#### Exercise:
Restate, word for word, every line of the data.

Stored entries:
--- --- ---

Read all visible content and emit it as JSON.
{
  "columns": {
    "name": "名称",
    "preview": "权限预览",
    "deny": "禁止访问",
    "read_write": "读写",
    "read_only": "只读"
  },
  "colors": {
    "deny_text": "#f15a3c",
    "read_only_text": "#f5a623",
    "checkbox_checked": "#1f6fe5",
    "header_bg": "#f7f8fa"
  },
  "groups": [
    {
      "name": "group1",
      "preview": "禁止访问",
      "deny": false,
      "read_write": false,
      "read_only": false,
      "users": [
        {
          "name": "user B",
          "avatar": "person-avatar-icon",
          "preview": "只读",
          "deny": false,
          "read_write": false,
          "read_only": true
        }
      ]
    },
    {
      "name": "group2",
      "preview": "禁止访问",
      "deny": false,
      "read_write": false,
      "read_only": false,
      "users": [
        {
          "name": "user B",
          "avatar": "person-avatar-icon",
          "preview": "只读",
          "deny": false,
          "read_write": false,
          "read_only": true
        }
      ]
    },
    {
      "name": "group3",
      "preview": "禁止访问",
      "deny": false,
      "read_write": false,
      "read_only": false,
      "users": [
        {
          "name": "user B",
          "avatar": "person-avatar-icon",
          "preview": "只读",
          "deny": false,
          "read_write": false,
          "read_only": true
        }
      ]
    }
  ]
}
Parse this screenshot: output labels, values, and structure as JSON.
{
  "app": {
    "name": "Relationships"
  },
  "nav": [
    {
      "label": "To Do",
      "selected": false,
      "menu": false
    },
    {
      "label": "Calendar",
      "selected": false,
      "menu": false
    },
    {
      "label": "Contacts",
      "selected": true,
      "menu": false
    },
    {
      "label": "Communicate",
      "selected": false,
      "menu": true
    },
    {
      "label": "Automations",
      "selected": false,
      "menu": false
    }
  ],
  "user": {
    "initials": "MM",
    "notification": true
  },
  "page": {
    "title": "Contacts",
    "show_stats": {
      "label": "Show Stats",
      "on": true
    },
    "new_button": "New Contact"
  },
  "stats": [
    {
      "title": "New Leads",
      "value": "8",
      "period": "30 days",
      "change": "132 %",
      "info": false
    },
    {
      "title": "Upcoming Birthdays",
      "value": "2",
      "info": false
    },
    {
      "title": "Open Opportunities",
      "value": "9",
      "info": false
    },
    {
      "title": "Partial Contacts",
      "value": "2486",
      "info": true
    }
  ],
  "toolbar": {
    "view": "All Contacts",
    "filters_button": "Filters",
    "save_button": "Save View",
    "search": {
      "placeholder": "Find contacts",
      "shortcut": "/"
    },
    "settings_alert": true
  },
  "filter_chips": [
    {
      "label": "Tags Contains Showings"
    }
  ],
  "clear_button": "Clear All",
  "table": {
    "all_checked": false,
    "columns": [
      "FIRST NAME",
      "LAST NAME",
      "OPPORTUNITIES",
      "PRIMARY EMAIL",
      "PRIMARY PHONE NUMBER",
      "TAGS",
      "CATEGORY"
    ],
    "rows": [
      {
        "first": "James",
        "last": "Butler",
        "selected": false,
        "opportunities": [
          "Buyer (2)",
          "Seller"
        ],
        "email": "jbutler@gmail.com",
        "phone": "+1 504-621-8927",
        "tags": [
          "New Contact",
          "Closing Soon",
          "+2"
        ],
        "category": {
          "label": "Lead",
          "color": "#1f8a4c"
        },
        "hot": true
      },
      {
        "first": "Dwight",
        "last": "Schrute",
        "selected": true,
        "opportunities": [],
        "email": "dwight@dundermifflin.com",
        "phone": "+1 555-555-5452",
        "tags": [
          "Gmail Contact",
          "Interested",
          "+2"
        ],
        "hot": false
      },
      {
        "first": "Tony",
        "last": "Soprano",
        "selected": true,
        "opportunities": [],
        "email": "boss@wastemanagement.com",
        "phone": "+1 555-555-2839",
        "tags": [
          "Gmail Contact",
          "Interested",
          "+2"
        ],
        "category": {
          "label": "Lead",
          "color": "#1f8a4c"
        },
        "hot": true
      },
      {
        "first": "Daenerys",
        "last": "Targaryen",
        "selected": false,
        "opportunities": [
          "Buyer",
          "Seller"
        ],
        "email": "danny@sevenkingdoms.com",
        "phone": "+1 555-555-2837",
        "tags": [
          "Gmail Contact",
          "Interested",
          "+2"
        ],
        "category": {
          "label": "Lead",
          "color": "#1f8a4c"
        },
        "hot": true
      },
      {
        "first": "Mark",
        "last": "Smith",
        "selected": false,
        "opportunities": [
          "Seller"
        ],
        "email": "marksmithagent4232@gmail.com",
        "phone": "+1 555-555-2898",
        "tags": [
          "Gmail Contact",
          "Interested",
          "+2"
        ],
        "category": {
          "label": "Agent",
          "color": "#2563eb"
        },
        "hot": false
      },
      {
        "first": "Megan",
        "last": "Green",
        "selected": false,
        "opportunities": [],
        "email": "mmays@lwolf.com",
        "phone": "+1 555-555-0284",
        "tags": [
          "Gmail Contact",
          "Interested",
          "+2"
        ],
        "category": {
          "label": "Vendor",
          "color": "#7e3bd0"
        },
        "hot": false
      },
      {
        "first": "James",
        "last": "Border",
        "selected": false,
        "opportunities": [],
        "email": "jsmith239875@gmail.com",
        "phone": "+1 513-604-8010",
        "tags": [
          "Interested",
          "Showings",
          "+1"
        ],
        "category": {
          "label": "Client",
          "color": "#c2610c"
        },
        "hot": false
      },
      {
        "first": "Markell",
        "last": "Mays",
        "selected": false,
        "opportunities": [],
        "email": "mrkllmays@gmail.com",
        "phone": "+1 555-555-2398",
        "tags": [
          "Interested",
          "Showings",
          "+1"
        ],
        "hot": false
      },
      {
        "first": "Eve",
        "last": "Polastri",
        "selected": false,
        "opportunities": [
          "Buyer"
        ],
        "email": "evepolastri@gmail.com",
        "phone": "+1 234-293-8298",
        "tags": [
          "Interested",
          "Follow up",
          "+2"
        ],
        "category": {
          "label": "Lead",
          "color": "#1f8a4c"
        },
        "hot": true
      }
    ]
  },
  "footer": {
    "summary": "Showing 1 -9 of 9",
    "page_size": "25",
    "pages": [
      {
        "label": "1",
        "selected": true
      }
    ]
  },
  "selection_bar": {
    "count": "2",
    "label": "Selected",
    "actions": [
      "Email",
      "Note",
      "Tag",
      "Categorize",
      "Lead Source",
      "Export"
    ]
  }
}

--- --- ---

#### Finished task:
Read all visible content and emit it as JSON.
{
  "columns": {
    "name": "名称",
    "preview": "权限预览",
    "deny": "禁止访问",
    "read_write": "读写",
    "read_only": "只读"
  },
  "colors": {
    "deny_text": "#f15a3c",
    "read_only_text": "#f5a623",
    "checkbox_checked": "#1f6fe5",
    "header_bg": "#f7f8fa"
  },
  "groups": [
    {
      "name": "group1",
      "preview": "禁止访问",
      "deny": false,
      "read_write": false,
      "read_only": false,
      "users": [
        {
          "name": "user B",
          "avatar": "person-avatar-icon",
          "preview": "只读",
          "deny": false,
          "read_write": false,
          "read_only": true
        }
      ]
    },
    {
      "name": "group2",
      "preview": "禁止访问",
      "deny": false,
      "read_write": false,
      "read_only": false,
      "users": [
        {
          "name": "user B",
          "avatar": "person-avatar-icon",
          "preview": "只读",
          "deny": false,
          "read_write": false,
          "read_only": true
        }
      ]
    },
    {
      "name": "group3",
      "preview": "禁止访问",
      "deny": false,
      "read_write": false,
      "read_only": false,
      "users": [
        {
          "name": "user B",
          "avatar": "person-avatar-icon",
          "preview": "只读",
          "deny": false,
          "read_write": false,
          "read_only": true
        }
      ]
    }
  ]
}
Parse this screenshot: output labels, values, and structure as JSON.
{
  "app": {
    "name": "Relationships"
  },
  "nav": [
    {
      "label": "To Do",
      "selected": false,
      "menu": false
    },
    {
      "label": "Calendar",
      "selected": false,
      "menu": false
    },
    {
      "label": "Contacts",
      "selected": true,
      "menu": false
    },
    {
      "label": "Communicate",
      "selected": false,
      "menu": true
    },
    {
      "label": "Automations",
      "selected": false,
      "menu": false
    }
  ],
  "user": {
    "initials": "MM",
    "notification": true
  },
  "page": {
    "title": "Contacts",
    "show_stats": {
      "label": "Show Stats",
      "on": true
    },
    "new_button": "New Contact"
  },
  "stats": [
    {
      "title": "New Leads",
      "value": "8",
      "period": "30 days",
      "change": "132 %",
      "info": false
    },
    {
      "title": "Upcoming Birthdays",
      "value": "2",
      "info": false
    },
    {
      "title": "Open Opportunities",
      "value": "9",
      "info": false
    },
    {
      "title": "Partial Contacts",
      "value": "2486",
      "info": true
    }
  ],
  "toolbar": {
    "view": "All Contacts",
    "filters_button": "Filters",
    "save_button": "Save View",
    "search": {
      "placeholder": "Find contacts",
      "shortcut": "/"
    },
    "settings_alert": true
  },
  "filter_chips": [
    {
      "label": "Tags Contains Showings"
    }
  ],
  "clear_button": "Clear All",
  "table": {
    "all_checked": false,
    "columns": [
      "FIRST NAME",
      "LAST NAME",
      "OPPORTUNITIES",
      "PRIMARY EMAIL",
      "PRIMARY PHONE NUMBER",
      "TAGS",
      "CATEGORY"
    ],
    "rows": [
      {
        "first": "James",
        "last": "Butler",
        "selected": false,
        "opportunities": [
          "Buyer (2)",
          "Seller"
        ],
        "email": "jbutler@gmail.com",
        "phone": "+1 504-621-8927",
        "tags": [
          "New Contact",
          "Closing Soon",
          "+2"
        ],
        "category": {
          "label": "Lead",
          "color": "#1f8a4c"
        },
        "hot": true
      },
      {
        "first": "Dwight",
        "last": "Schrute",
        "selected": true,
        "opportunities": [],
        "email": "dwight@dundermifflin.com",
        "phone": "+1 555-555-5452",
        "tags": [
          "Gmail Contact",
          "Interested",
          "+2"
        ],
        "hot": false
      },
      {
        "first": "Tony",
        "last": "Soprano",
        "selected": true,
        "opportunities": [],
        "email": "boss@wastemanagement.com",
        "phone": "+1 555-555-2839",
        "tags": [
          "Gmail Contact",
          "Interested",
          "+2"
        ],
        "category": {
          "label": "Lead",
          "color": "#1f8a4c"
        },
        "hot": true
      },
      {
        "first": "Daenerys",
        "last": "Targaryen",
        "selected": false,
        "opportunities": [
          "Buyer",
          "Seller"
        ],
        "email": "danny@sevenkingdoms.com",
        "phone": "+1 555-555-2837",
        "tags": [
          "Gmail Contact",
          "Interested",
          "+2"
        ],
        "category": {
          "label": "Lead",
          "color": "#1f8a4c"
        },
        "hot": true
      },
      {
        "first": "Mark",
        "last": "Smith",
        "selected": false,
        "opportunities": [
          "Seller"
        ],
        "email": "marksmithagent4232@gmail.com",
        "phone": "+1 555-555-2898",
        "tags": [
          "Gmail Contact",
          "Interested",
          "+2"
        ],
        "category": {
          "label": "Agent",
          "color": "#2563eb"
        },
        "hot": false
      },
      {
        "first": "Megan",
        "last": "Green",
        "selected": false,
        "opportunities": [],
        "email": "mmays@lwolf.com",
        "phone": "+1 555-555-0284",
        "tags": [
          "Gmail Contact",
          "Interested",
          "+2"
        ],
        "category": {
          "label": "Vendor",
          "color": "#7e3bd0"
        },
        "hot": false
      },
      {
        "first": "James",
        "last": "Border",
        "selected": false,
        "opportunities": [],
        "email": "jsmith239875@gmail.com",
        "phone": "+1 513-604-8010",
        "tags": [
          "Interested",
          "Showings",
          "+1"
        ],
        "category": {
          "label": "Client",
          "color": "#c2610c"
        },
        "hot": false
      },
      {
        "first": "Markell",
        "last": "Mays",
        "selected": false,
        "opportunities": [],
        "email": "mrkllmays@gmail.com",
        "phone": "+1 555-555-2398",
        "tags": [
          "Interested",
          "Showings",
          "+1"
        ],
        "hot": false
      },
      {
        "first": "Eve",
        "last": "Polastri",
        "selected": false,
        "opportunities": [
          "Buyer"
        ],
        "email": "evepolastri@gmail.com",
        "phone": "+1 234-293-8298",
        "tags": [
          "Interested",
          "Follow up",
          "+2"
        ],
        "category": {
          "label": "Lead",
          "color": "#1f8a4c"
        },
        "hot": true
      }
    ]
  },
  "footer": {
    "summary": "Showing 1 -9 of 9",
    "page_size": "25",
    "pages": [
      {
        "label": "1",
        "selected": true
      }
    ]
  },
  "selection_bar": {
    "count": "2",
    "label": "Selected",
    "actions": [
      "Email",
      "Note",
      "Tag",
      "Categorize",
      "Lead Source",
      "Export"
    ]
  }
}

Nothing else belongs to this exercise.